* **EXCERPTED PASSAGE**:
## BEGIN
# My turn - '08 Orca, Red



## kupe (Sep 20, 2005)

Here she is. My '08.5, Red Orca 60cm w/ Chorus 10sp compact and King/DT Wheels. I wasn't sure how the wheels would turn out being that the hubs are orange and the frame red, but I actually dig it. The colors work together well without being too matchy. I was even more fired up when I got to inspecting it more and realized that it has some of the upgrades of the '09's (hence the '08.5 reference) i.e. Mg seatpost binder, carbon rear dropouts, and carbon head tube badge. I added an Arundel Dave-O carbon bottle cage and a Cateye Strada Wireless last night. I'm saddle searching as well. For the mean time I went with my tried and true Selle Prolink. It's a brick but I'll stick by it. I'm geeked! Take her out for the maiden voyage this afternoon. Now, for a name....


----------



## 55/Rad (Sep 25, 2004)

Certainly a unique and beautiful approach to the build. Very nice!

55/Rad


----------



## BunnV (Sep 7, 2005)

*Love it!*

Kupe,
Congratulations! The '09 goodies definitely look good. I think the orange hubs would look better on my bike  

Ride the hell out it!


----------



## kupe (Sep 20, 2005)

Thanks, guys. The orange hubs were kind of a "happy accident" so to speak. When I spec'd the wheels and had them built, I had no intentions of buying this frame. Hell, I had no intentions of buying any frame. All of these bits were going on my old LeMond, on which the orange hubs match my orange King headset. However, the frame opportunity arrose and this is what I ended up with. I really dig the way it turned out. I know the wheels are seriously on the beefy side, but so am I right now at 225#. I made a deal with myself that when I break 200# _maybe_ I'll think about some new, lighter ones, but it's not high on my list right now. I'm just going to ride the hell out of this and see where it gets me.


----------



## JimmyORCA (Mar 18, 2008)

Nice setup, congrats on your new ORCA!!!!


----------



## tete de la tour (Oct 26, 2006)
## END
* **ENTRIES**:
## BEGIN
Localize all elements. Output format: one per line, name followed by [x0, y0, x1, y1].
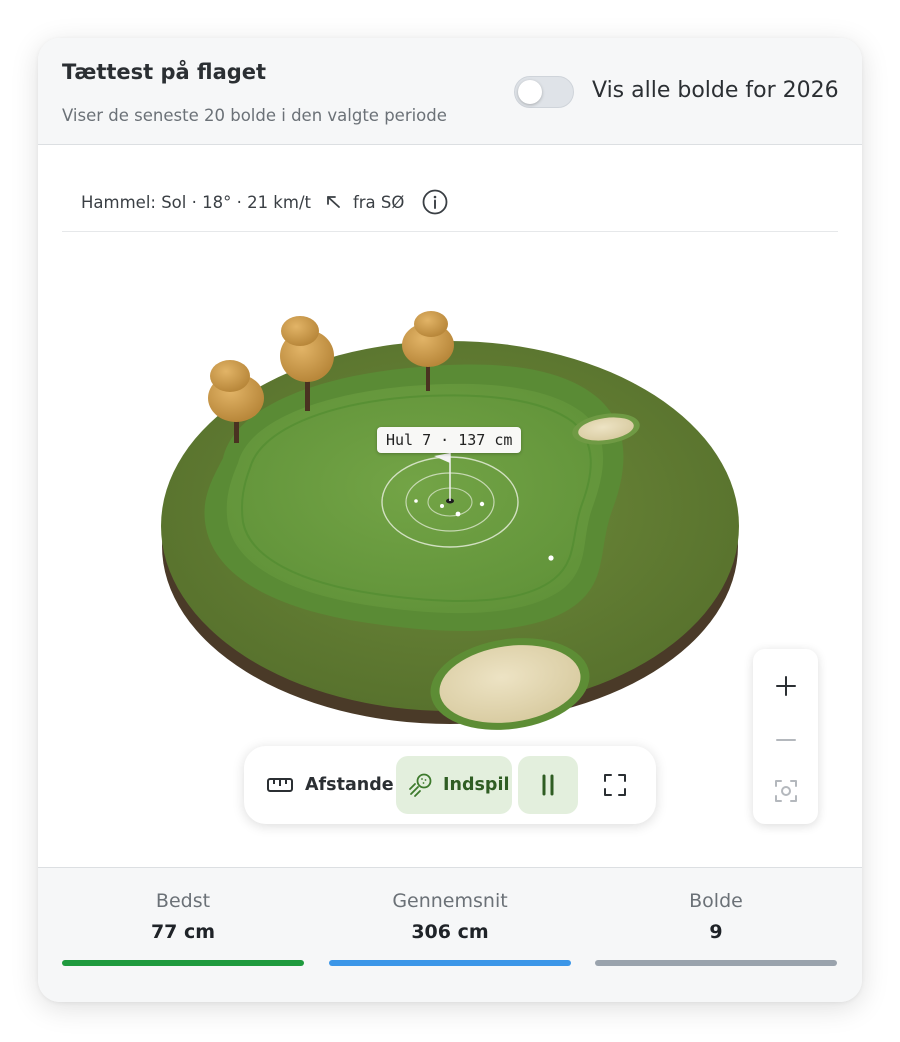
ball-marker — [548, 555, 554, 561]
closest-to-pin-card: Tættest på flaget Viser de seneste 20 bo… — [38, 38, 862, 1002]
distances-label: Afstande — [305, 775, 394, 795]
weather-divider — [62, 231, 838, 232]
hole-tooltip: Hul 7 · 137 cm — [377, 427, 522, 453]
ruler-icon — [267, 778, 293, 792]
toggle-label: Vis alle bolde for 2026 — [592, 78, 839, 103]
ball-marker — [414, 499, 418, 503]
show-all-balls-toggle[interactable] — [514, 76, 574, 108]
ball-marker — [479, 501, 485, 507]
stat-balls: Bolde 9 — [595, 868, 837, 1002]
stat-average: Gennemsnit 306 cm — [329, 868, 571, 1002]
ball-marker — [440, 504, 444, 508]
zoom-in-button[interactable] — [753, 661, 818, 711]
card-subtitle: Viser de seneste 20 bolde i den valgte p… — [62, 106, 447, 125]
green-3d-view[interactable] — [38, 233, 862, 793]
golf-ball-icon — [409, 773, 432, 797]
stats-footer: Bedst 77 cm Gennemsnit 306 cm Bolde 9 — [38, 867, 862, 1002]
info-circle-icon[interactable] — [422, 189, 448, 215]
minus-icon — [775, 739, 796, 741]
fullscreen-button[interactable] — [586, 756, 644, 814]
plus-icon — [775, 676, 796, 696]
stat-label: Bolde — [689, 890, 743, 912]
stat-best: Bedst 77 cm — [62, 868, 304, 1002]
arrow-up-left-icon — [323, 192, 343, 212]
card-header: Tættest på flaget Viser de seneste 20 bo… — [38, 38, 862, 145]
pause-icon — [542, 774, 554, 796]
card-title: Tættest på flaget — [62, 60, 267, 84]
weather-info: Hammel: Sol · 18° · 21 km/t fra SØ — [81, 188, 448, 216]
approach-label: Indspil — [443, 775, 510, 795]
wind-direction: fra SØ — [352, 192, 405, 212]
toggle-knob — [518, 80, 542, 104]
stat-bar-average — [329, 960, 571, 966]
zoom-controls — [753, 649, 818, 824]
weather-text: Hammel: Sol · 18° · 21 km/t — [81, 192, 311, 212]
stat-value: 9 — [709, 921, 723, 943]
view-toolbar: Afstande Indspil — [244, 746, 656, 824]
stat-label: Bedst — [155, 890, 211, 912]
stat-bar-balls — [595, 960, 837, 966]
zoom-out-button[interactable] — [753, 715, 818, 765]
fullscreen-icon — [604, 774, 626, 796]
approach-button[interactable]: Indspil — [396, 756, 512, 814]
stat-value: 77 cm — [150, 921, 216, 943]
stat-label: Gennemsnit — [392, 890, 508, 912]
recenter-button[interactable] — [753, 766, 818, 816]
distances-button[interactable]: Afstande — [256, 756, 406, 814]
focus-icon — [774, 780, 797, 802]
stat-value: 306 cm — [411, 921, 489, 943]
ball-marker — [455, 511, 461, 517]
stat-bar-best — [62, 960, 304, 966]
putting-green — [226, 383, 604, 614]
pause-button[interactable] — [518, 756, 578, 814]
## END
* **COMPLETE THE FOLLOWING**:
[1] In the forum thread about the red Orca build, what weight does kupe say he has to get under before he'll maybe think about lighter wheels?
[2] Extend the forum thread about the red Orca build from the point where it stops.

* **OUTPUTS**:
[1] 200 pounds.

[2]
your bike is an 09. That is the newest color. Its not an 08. These are just starting to show up. Rhauft mentioned it about a month ago. Orbea stopped making 08 a while ago. Like 8 months ago and sold all of them before releasing the 09. Be happy that you got the 09 hopefully at 08 pricing.


----------



## BunnV (Sep 7, 2005)

*Bonus!*



tete de la tour said:


> your bike is an 09. That is the newest color. Its not an 08.


 That's what I suspected. It wouldn't have the carbon dropouts unless it was the new frame. You scored!:thumbsup:


----------



## kupe (Sep 20, 2005)

*Can this get any better?*



BunnV said:


> You scored!:thumbsup:


Scored would be a wee bit understated. Considering the deal I got on the frame, which was a great deal to begin with even by '08 standards. Then, I get it built and absolutely love the ride. Then, I find out it's really an '09. Don't nobody dare pinch me.  :thumbsup:


----------



## rhauft (Aug 8, 2006)

*thanks tete!*



tete de la tour said:


> your bike is an 09. That is the newest color. Its not an 08. These are just starting to show up. Rhauft mentioned it about a month ago. Orbea stopped making 08 a while ago. Like 8 months ago and sold all of them before releasing the 09. Be happy that you got the 09 hopefully at 08 pricing.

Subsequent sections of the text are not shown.